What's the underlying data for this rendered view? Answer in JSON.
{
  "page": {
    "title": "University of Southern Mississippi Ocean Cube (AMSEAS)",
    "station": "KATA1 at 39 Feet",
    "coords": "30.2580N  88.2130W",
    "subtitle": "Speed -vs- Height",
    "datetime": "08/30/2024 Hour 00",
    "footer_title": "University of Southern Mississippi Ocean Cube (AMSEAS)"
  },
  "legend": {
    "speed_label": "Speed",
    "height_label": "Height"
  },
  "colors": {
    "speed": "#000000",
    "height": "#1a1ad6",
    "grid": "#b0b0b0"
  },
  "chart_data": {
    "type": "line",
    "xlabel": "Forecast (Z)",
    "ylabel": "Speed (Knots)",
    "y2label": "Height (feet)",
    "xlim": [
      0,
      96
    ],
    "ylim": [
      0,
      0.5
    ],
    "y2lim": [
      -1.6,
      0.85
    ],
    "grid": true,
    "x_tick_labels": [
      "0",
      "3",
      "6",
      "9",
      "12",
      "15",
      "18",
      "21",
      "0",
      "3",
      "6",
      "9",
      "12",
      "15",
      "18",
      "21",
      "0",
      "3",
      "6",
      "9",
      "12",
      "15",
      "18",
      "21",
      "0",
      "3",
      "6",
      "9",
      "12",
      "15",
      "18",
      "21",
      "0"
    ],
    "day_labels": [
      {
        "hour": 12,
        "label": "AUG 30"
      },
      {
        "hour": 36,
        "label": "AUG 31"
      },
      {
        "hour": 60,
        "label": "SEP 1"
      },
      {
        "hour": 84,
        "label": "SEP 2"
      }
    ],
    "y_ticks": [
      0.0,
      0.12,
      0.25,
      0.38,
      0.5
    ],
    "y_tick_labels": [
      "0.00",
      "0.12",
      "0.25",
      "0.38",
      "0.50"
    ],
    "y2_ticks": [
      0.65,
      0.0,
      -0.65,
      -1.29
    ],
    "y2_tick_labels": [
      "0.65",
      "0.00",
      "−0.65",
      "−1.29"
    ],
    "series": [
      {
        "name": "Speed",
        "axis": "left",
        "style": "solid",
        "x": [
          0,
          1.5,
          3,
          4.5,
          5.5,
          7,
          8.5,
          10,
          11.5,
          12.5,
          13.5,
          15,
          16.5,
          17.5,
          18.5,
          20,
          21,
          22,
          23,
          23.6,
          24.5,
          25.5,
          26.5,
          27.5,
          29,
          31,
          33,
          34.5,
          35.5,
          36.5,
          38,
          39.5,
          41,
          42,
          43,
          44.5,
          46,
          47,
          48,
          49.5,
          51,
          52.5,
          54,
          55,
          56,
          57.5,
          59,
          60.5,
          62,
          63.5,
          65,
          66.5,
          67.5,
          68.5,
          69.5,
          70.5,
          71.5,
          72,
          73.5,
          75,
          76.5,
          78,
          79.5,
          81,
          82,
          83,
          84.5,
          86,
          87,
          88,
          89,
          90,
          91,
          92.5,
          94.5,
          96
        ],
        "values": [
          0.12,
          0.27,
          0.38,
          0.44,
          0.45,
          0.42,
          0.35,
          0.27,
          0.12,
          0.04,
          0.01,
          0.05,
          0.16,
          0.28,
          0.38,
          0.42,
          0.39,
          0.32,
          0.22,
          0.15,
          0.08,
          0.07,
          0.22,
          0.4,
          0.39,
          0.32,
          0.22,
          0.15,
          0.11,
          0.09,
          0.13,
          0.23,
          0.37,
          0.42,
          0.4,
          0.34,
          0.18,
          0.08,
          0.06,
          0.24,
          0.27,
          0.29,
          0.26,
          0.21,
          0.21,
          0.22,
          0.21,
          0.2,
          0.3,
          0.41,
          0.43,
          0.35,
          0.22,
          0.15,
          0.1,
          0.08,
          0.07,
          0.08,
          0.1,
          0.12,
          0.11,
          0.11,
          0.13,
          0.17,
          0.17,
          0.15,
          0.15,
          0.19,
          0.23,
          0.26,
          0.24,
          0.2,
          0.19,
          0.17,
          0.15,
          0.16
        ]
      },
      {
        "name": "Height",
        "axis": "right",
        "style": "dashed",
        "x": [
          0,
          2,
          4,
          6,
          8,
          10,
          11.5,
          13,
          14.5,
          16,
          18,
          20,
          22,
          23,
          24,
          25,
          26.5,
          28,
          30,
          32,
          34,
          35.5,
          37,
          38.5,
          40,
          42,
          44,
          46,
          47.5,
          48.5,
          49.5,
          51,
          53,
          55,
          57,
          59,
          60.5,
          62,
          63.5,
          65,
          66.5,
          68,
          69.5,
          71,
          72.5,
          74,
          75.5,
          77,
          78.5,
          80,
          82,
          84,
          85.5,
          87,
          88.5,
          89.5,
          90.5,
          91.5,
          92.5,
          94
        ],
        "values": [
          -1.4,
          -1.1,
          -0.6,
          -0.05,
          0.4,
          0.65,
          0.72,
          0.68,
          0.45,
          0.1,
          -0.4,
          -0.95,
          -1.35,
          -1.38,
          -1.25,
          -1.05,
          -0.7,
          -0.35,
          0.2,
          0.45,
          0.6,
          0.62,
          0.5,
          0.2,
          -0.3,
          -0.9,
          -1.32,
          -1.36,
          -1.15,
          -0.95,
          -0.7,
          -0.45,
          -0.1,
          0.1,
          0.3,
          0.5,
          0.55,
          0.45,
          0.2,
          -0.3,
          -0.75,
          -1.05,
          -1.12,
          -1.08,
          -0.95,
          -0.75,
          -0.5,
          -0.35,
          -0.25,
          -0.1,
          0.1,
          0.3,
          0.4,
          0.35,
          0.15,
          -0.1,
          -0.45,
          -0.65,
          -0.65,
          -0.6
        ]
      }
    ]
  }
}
════
● DIRECTIONS:
Quote every record above exactly.

● SOLUTION TO THIS PROBLEM:
What's the underlying data for this rendered view? Answer in JSON.
{
  "page": {
    "title": "University of Southern Mississippi Ocean Cube (AMSEAS)",
    "station": "KATA1 at 39 Feet",
    "coords": "30.2580N  88.2130W",
    "subtitle": "Speed -vs- Height",
    "datetime": "08/30/2024 Hour 00",
    "footer_title": "University of Southern Mississippi Ocean Cube (AMSEAS)"
  },
  "legend": {
    "speed_label": "Speed",
    "height_label": "Height"
  },
  "colors": {
    "speed": "#000000",
    "height": "#1a1ad6",
    "grid": "#b0b0b0"
  },
  "chart_data": {
    "type": "line",
    "xlabel": "Forecast (Z)",
    "ylabel": "Speed (Knots)",
    "y2label": "Height (feet)",
    "xlim": [
      0,
      96
    ],
    "ylim": [
      0,
      0.5
    ],
    "y2lim": [
      -1.6,
      0.85
    ],
    "grid": true,
    "x_tick_labels": [
      "0",
      "3",
      "6",
      "9",
      "12",
      "15",
      "18",
      "21",
      "0",
      "3",
      "6",
      "9",
      "12",
      "15",
      "18",
      "21",
      "0",
      "3",
      "6",
      "9",
      "12",
      "15",
      "18",
      "21",
      "0",
      "3",
      "6",
      "9",
      "12",
      "15",
      "18",
      "21",
      "0"
    ],
    "day_labels": [
      {
        "hour": 12,
        "label": "AUG 30"
      },
      {
        "hour": 36,
        "label": "AUG 31"
      },
      {
        "hour": 60,
        "label": "SEP 1"
      },
      {
        "hour": 84,
        "label": "SEP 2"
      }
    ],
    "y_ticks": [
      0.0,
      0.12,
      0.25,
      0.38,
      0.5
    ],
    "y_tick_labels": [
      "0.00",
      "0.12",
      "0.25",
      "0.38",
      "0.50"
    ],
    "y2_ticks": [
      0.65,
      0.0,
      -0.65,
      -1.29
    ],
    "y2_tick_labels": [
      "0.65",
      "0.00",
      "−0.65",
      "−1.29"
    ],
    "series": [
      {
        "name": "Speed",
        "axis": "left",
        "style": "solid",
        "x": [
          0,
          1.5,
          3,
          4.5,
          5.5,
          7,
          8.5,
          10,
          11.5,
          12.5,
          13.5,
          15,
          16.5,
          17.5,
          18.5,
          20,
          21,
          22,
          23,
          23.6,
          24.5,
          25.5,
          26.5,
          27.5,
          29,
          31,
          33,
          34.5,
          35.5,
          36.5,
          38,
          39.5,
          41,
          42,
          43,
          44.5,
          46,
          47,
          48,
          49.5,
          51,
          52.5,
          54,
          55,
          56,
          57.5,
          59,
          60.5,
          62,
          63.5,
          65,
          66.5,
          67.5,
          68.5,
          69.5,
          70.5,
          71.5,
          72,
          73.5,
          75,
          76.5,
          78,
          79.5,
          81,
          82,
          83,
          84.5,
          86,
          87,
          88,
          89,
          90,
          91,
          92.5,
          94.5,
          96
        ],
        "values": [
          0.12,
          0.27,
          0.38,
          0.44,
          0.45,
          0.42,
          0.35,
          0.27,
          0.12,
          0.04,
          0.01,
          0.05,
          0.16,
          0.28,
          0.38,
          0.42,
          0.39,
          0.32,
          0.22,
          0.15,
          0.08,
          0.07,
          0.22,
          0.4,
          0.39,
          0.32,
          0.22,
          0.15,
          0.11,
          0.09,
          0.13,
          0.23,
          0.37,
          0.42,
          0.4,
          0.34,
          0.18,
          0.08,
          0.06,
          0.24,
          0.27,
          0.29,
          0.26,
          0.21,
          0.21,
          0.22,
          0.21,
          0.2,
          0.3,
          0.41,
          0.43,
          0.35,
          0.22,
          0.15,
          0.1,
          0.08,
          0.07,
          0.08,
          0.1,
          0.12,
          0.11,
          0.11,
          0.13,
          0.17,
          0.17,
          0.15,
          0.15,
          0.19,
          0.23,
          0.26,
          0.24,
          0.2,
          0.19,
          0.17,
          0.15,
          0.16
        ]
      },
      {
        "name": "Height",
        "axis": "right",
        "style": "dashed",
        "x": [
          0,
          2,
          4,
          6,
          8,
          10,
          11.5,
          13,
          14.5,
          16,
          18,
          20,
          22,
          23,
          24,
          25,
          26.5,
          28,
          30,
          32,
          34,
          35.5,
          37,
          38.5,
          40,
          42,
          44,
          46,
          47.5,
          48.5,
          49.5,
          51,
          53,
          55,
          57,
          59,
          60.5,
          62,
          63.5,
          65,
          66.5,
          68,
          69.5,
          71,
          72.5,
          74,
          75.5,
          77,
          78.5,
          80,
          82,
          84,
          85.5,
          87,
          88.5,
          89.5,
          90.5,
          91.5,
          92.5,
          94
        ],
        "values": [
          -1.4,
          -1.1,
          -0.6,
          -0.05,
          0.4,
          0.65,
          0.72,
          0.68,
          0.45,
          0.1,
          -0.4,
          -0.95,
          -1.35,
          -1.38,
          -1.25,
          -1.05,
          -0.7,
          -0.35,
          0.2,
          0.45,
          0.6,
          0.62,
          0.5,
          0.2,
          -0.3,
          -0.9,
          -1.32,
          -1.36,
          -1.15,
          -0.95,
          -0.7,
          -0.45,
          -0.1,
          0.1,
          0.3,
          0.5,
          0.55,
          0.45,
          0.2,
          -0.3,
          -0.75,
          -1.05,
          -1.12,
          -1.08,
          -0.95,
          -0.75,
          -0.5,
          -0.35,
          -0.25,
          -0.1,
          0.1,
          0.3,
          0.4,
          0.35,
          0.15,
          -0.1,
          -0.45,
          -0.65,
          -0.65,
          -0.6
        ]
      }
    ]
  }
}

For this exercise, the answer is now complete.